[Data records]

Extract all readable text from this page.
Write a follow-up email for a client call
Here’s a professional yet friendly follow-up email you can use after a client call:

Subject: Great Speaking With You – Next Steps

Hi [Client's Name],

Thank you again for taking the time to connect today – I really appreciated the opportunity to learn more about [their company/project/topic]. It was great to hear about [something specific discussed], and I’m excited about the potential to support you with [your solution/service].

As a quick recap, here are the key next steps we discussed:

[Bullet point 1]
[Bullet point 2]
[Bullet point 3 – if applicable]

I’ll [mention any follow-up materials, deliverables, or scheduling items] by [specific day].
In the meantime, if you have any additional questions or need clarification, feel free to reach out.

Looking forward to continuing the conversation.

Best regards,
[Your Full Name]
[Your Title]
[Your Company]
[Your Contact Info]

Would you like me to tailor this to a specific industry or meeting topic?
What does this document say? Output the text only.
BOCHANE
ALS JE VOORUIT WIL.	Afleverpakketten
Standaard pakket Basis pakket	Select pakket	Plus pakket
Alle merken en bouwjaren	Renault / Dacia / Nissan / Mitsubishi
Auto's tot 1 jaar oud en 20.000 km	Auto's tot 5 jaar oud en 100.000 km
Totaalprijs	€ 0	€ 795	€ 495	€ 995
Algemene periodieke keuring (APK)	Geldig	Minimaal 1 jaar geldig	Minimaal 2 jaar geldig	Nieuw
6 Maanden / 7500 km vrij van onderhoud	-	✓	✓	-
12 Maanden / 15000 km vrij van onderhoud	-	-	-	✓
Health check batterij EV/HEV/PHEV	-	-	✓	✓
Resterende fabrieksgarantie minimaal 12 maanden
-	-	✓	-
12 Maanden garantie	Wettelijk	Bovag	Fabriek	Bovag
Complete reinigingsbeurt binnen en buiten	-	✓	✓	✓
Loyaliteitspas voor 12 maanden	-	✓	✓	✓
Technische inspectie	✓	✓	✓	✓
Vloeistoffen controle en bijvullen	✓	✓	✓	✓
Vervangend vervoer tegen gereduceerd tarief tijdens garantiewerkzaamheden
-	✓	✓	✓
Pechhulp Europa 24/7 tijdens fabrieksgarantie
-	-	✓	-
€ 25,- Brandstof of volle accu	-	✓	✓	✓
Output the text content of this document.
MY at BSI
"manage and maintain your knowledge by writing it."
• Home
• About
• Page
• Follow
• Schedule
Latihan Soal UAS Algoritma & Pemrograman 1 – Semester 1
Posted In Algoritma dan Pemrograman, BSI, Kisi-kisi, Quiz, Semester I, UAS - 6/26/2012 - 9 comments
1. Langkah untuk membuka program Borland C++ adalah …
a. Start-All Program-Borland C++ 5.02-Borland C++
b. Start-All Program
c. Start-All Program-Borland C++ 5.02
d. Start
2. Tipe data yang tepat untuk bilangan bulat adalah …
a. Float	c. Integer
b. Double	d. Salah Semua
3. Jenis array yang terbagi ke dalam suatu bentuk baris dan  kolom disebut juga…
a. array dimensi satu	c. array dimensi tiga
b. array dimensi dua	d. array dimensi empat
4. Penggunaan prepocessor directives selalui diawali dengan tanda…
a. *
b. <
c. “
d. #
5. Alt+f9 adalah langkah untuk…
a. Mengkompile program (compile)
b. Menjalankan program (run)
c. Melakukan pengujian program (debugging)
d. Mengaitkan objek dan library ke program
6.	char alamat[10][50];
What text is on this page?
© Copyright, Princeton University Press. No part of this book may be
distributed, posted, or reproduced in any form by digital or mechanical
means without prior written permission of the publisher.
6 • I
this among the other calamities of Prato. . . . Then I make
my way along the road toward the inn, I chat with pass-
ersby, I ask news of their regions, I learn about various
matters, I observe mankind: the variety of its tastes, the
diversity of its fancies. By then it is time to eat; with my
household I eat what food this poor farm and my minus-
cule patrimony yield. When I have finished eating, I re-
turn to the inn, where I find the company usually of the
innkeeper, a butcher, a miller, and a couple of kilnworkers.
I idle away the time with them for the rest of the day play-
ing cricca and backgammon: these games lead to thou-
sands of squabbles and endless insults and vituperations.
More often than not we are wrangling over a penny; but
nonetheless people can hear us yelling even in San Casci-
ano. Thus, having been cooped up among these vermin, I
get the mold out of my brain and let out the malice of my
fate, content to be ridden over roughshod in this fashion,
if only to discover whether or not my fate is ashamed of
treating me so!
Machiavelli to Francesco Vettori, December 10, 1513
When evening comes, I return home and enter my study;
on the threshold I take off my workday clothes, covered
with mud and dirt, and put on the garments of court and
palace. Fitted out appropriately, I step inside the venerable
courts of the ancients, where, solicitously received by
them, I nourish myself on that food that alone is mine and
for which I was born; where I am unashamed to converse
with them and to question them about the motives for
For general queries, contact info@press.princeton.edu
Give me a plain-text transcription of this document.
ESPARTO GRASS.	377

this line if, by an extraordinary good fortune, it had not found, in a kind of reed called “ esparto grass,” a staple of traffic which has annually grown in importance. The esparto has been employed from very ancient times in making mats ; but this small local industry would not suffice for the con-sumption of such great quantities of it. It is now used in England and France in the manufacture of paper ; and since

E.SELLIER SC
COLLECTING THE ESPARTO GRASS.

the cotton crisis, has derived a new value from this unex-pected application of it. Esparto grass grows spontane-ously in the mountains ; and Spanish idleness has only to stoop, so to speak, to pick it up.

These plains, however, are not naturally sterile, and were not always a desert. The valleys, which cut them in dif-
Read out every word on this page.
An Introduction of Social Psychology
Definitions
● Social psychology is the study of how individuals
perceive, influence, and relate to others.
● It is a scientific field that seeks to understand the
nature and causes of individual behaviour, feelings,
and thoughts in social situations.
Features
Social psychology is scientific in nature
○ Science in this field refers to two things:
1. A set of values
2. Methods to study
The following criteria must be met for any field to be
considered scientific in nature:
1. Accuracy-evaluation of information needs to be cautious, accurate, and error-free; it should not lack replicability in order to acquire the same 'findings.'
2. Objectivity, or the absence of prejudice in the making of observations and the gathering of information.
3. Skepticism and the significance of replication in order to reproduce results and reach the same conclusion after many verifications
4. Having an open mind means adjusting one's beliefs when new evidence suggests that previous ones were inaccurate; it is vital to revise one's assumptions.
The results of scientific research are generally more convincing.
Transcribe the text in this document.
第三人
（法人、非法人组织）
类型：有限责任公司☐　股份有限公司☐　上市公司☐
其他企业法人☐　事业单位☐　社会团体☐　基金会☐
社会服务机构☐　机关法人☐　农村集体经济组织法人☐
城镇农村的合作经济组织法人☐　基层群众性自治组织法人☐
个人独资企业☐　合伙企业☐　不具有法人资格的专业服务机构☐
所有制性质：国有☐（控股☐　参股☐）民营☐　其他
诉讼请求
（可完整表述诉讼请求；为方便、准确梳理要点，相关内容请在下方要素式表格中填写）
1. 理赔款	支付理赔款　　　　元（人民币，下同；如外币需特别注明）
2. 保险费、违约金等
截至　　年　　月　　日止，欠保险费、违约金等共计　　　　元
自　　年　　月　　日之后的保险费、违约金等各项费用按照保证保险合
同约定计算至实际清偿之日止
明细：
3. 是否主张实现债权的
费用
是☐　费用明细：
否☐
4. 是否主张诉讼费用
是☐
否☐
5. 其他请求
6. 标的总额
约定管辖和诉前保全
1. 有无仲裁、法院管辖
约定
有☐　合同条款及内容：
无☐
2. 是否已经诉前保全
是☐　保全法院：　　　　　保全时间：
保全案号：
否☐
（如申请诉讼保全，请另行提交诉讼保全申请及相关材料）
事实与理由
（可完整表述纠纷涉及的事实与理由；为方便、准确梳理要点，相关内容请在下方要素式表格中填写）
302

* **What you have to do**: Each line above must be printed exactly as it appears.

* **Output for this task**:
Extract all readable text from this page.
Write a follow-up email for a client call
Here’s a professional yet friendly follow-up email you can use after a client call:

Subject: Great Speaking With You – Next Steps

Hi [Client's Name],

Thank you again for taking the time to connect today – I really appreciated the opportunity to learn more about [their company/project/topic]. It was great to hear about [something specific discussed], and I’m excited about the potential to support you with [your solution/service].

As a quick recap, here are the key next steps we discussed:

[Bullet point 1]
[Bullet point 2]
[Bullet point 3 – if applicable]

I’ll [mention any follow-up materials, deliverables, or scheduling items] by [specific day].
In the meantime, if you have any additional questions or need clarification, feel free to reach out.

Looking forward to continuing the conversation.

Best regards,
[Your Full Name]
[Your Title]
[Your Company]
[Your Contact Info]

Would you like me to tailor this to a specific industry or meeting topic?
What does this document say? Output the text only.
BOCHANE
ALS JE VOORUIT WIL.	Afleverpakketten
Standaard pakket Basis pakket	Select pakket	Plus pakket
Alle merken en bouwjaren	Renault / Dacia / Nissan / Mitsubishi
Auto's tot 1 jaar oud en 20.000 km	Auto's tot 5 jaar oud en 100.000 km
Totaalprijs	€ 0	€ 795	€ 495	€ 995
Algemene periodieke keuring (APK)	Geldig	Minimaal 1 jaar geldig	Minimaal 2 jaar geldig	Nieuw
6 Maanden / 7500 km vrij van onderhoud	-	✓	✓	-
12 Maanden / 15000 km vrij van onderhoud	-	-	-	✓
Health check batterij EV/HEV/PHEV	-	-	✓	✓
Resterende fabrieksgarantie minimaal 12 maanden
-	-	✓	-
12 Maanden garantie	Wettelijk	Bovag	Fabriek	Bovag
Complete reinigingsbeurt binnen en buiten	-	✓	✓	✓
Loyaliteitspas voor 12 maanden	-	✓	✓	✓
Technische inspectie	✓	✓	✓	✓
Vloeistoffen controle en bijvullen	✓	✓	✓	✓
Vervangend vervoer tegen gereduceerd tarief tijdens garantiewerkzaamheden
-	✓	✓	✓
Pechhulp Europa 24/7 tijdens fabrieksgarantie
-	-	✓	-
€ 25,- Brandstof of volle accu	-	✓	✓	✓
Output the text content of this document.
MY at BSI
"manage and maintain your knowledge by writing it."
• Home
• About
• Page
• Follow
• Schedule
Latihan Soal UAS Algoritma & Pemrograman 1 – Semester 1
Posted In Algoritma dan Pemrograman, BSI, Kisi-kisi, Quiz, Semester I, UAS - 6/26/2012 - 9 comments
1. Langkah untuk membuka program Borland C++ adalah …
a. Start-All Program-Borland C++ 5.02-Borland C++
b. Start-All Program
c. Start-All Program-Borland C++ 5.02
d. Start
2. Tipe data yang tepat untuk bilangan bulat adalah …
a. Float	c. Integer
b. Double	d. Salah Semua
3. Jenis array yang terbagi ke dalam suatu bentuk baris dan  kolom disebut juga…
a. array dimensi satu	c. array dimensi tiga
b. array dimensi dua	d. array dimensi empat
4. Penggunaan prepocessor directives selalui diawali dengan tanda…
a. *
b. <
c. “
d. #
5. Alt+f9 adalah langkah untuk…
a. Mengkompile program (compile)
b. Menjalankan program (run)
c. Melakukan pengujian program (debugging)
d. Mengaitkan objek dan library ke program
6.	char alamat[10][50];
What text is on this page?
© Copyright, Princeton University Press. No part of this book may be
distributed, posted, or reproduced in any form by digital or mechanical
means without prior written permission of the publisher.
6 • I
this among the other calamities of Prato. . . . Then I make
my way along the road toward the inn, I chat with pass-
ersby, I ask news of their regions, I learn about various
matters, I observe mankind: the variety of its tastes, the
diversity of its fancies. By then it is time to eat; with my
household I eat what food this poor farm and my minus-
cule patrimony yield. When I have finished eating, I re-
turn to the inn, where I find the company usually of the
innkeeper, a butcher, a miller, and a couple of kilnworkers.
I idle away the time with them for the rest of the day play-
ing cricca and backgammon: these games lead to thou-
sands of squabbles and endless insults and vituperations.
More often than not we are wrangling over a penny; but
nonetheless people can hear us yelling even in San Casci-
ano. Thus, having been cooped up among these vermin, I
get the mold out of my brain and let out the malice of my
fate, content to be ridden over roughshod in this fashion,
if only to discover whether or not my fate is ashamed of
treating me so!
Machiavelli to Francesco Vettori, December 10, 1513
When evening comes, I return home and enter my study;
on the threshold I take off my workday clothes, covered
with mud and dirt, and put on the garments of court and
palace. Fitted out appropriately, I step inside the venerable
courts of the ancients, where, solicitously received by
them, I nourish myself on that food that alone is mine and
for which I was born; where I am unashamed to converse
with them and to question them about the motives for
For general queries, contact info@press.princeton.edu
Give me a plain-text transcription of this document.
ESPARTO GRASS.	377

this line if, by an extraordinary good fortune, it had not found, in a kind of reed called “ esparto grass,” a staple of traffic which has annually grown in importance. The esparto has been employed from very ancient times in making mats ; but this small local industry would not suffice for the con-sumption of such great quantities of it. It is now used in England and France in the manufacture of paper ; and since

E.SELLIER SC
COLLECTING THE ESPARTO GRASS.

the cotton crisis, has derived a new value from this unex-pected application of it. Esparto grass grows spontane-ously in the mountains ; and Spanish idleness has only to stoop, so to speak, to pick it up.

These plains, however, are not naturally sterile, and were not always a desert. The valleys, which cut them in dif-
Read out every word on this page.
An Introduction of Social Psychology
Definitions
● Social psychology is the study of how individuals
perceive, influence, and relate to others.
● It is a scientific field that seeks to understand the
nature and causes of individual behaviour, feelings,
and thoughts in social situations.
Features
Social psychology is scientific in nature
○ Science in this field refers to two things:
1. A set of values
2. Methods to study
The following criteria must be met for any field to be
considered scientific in nature:
1. Accuracy-evaluation of information needs to be cautious, accurate, and error-free; it should not lack replicability in order to acquire the same 'findings.'
2. Objectivity, or the absence of prejudice in the making of observations and the gathering of information.
3. Skepticism and the significance of replication in order to reproduce results and reach the same conclusion after many verifications
4. Having an open mind means adjusting one's beliefs when new evidence suggests that previous ones were inaccurate; it is vital to revise one's assumptions.
The results of scientific research are generally more convincing.
Transcribe the text in this document.
第三人
（法人、非法人组织）
类型：有限责任公司☐　股份有限公司☐　上市公司☐
其他企业法人☐　事业单位☐　社会团体☐　基金会☐
社会服务机构☐　机关法人☐　农村集体经济组织法人☐
城镇农村的合作经济组织法人☐　基层群众性自治组织法人☐
个人独资企业☐　合伙企业☐　不具有法人资格的专业服务机构☐
所有制性质：国有☐（控股☐　参股☐）民营☐　其他
诉讼请求
（可完整表述诉讼请求；为方便、准确梳理要点，相关内容请在下方要素式表格中填写）
1. 理赔款	支付理赔款　　　　元（人民币，下同；如外币需特别注明）
2. 保险费、违约金等
截至　　年　　月　　日止，欠保险费、违约金等共计　　　　元
自　　年　　月　　日之后的保险费、违约金等各项费用按照保证保险合
同约定计算至实际清偿之日止
明细：
3. 是否主张实现债权的
费用
是☐　费用明细：
否☐
4. 是否主张诉讼费用
是☐
否☐
5. 其他请求
6. 标的总额
约定管辖和诉前保全
1. 有无仲裁、法院管辖
约定
有☐　合同条款及内容：
无☐
2. 是否已经诉前保全
是☐　保全法院：　　　　　保全时间：
保全案号：
否☐
（如申请诉讼保全，请另行提交诉讼保全申请及相关材料）
事实与理由
（可完整表述纠纷涉及的事实与理由；为方便、准确梳理要点，相关内容请在下方要素式表格中填写）
302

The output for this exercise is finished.